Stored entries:
------

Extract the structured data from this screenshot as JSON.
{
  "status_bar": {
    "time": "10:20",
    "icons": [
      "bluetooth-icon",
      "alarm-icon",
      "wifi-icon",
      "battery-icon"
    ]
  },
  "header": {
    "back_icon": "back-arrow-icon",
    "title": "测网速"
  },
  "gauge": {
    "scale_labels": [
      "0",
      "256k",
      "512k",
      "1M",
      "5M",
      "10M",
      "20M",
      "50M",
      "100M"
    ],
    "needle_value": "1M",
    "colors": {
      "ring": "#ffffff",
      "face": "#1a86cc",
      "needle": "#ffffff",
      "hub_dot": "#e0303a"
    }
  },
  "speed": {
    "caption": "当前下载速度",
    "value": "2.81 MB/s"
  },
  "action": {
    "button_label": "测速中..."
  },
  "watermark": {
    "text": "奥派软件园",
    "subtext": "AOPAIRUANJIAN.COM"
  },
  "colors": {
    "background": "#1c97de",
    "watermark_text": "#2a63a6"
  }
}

------

Set down all of the entries exactly, please.

Extract the structured data from this screenshot as JSON.
{
  "status_bar": {
    "time": "10:20",
    "icons": [
      "bluetooth-icon",
      "alarm-icon",
      "wifi-icon",
      "battery-icon"
    ]
  },
  "header": {
    "back_icon": "back-arrow-icon",
    "title": "测网速"
  },
  "gauge": {
    "scale_labels": [
      "0",
      "256k",
      "512k",
      "1M",
      "5M",
      "10M",
      "20M",
      "50M",
      "100M"
    ],
    "needle_value": "1M",
    "colors": {
      "ring": "#ffffff",
      "face": "#1a86cc",
      "needle": "#ffffff",
      "hub_dot": "#e0303a"
    }
  },
  "speed": {
    "caption": "当前下载速度",
    "value": "2.81 MB/s"
  },
  "action": {
    "button_label": "测速中..."
  },
  "watermark": {
    "text": "奥派软件园",
    "subtext": "AOPAIRUANJIAN.COM"
  },
  "colors": {
    "background": "#1c97de",
    "watermark_text": "#2a63a6"
  }
}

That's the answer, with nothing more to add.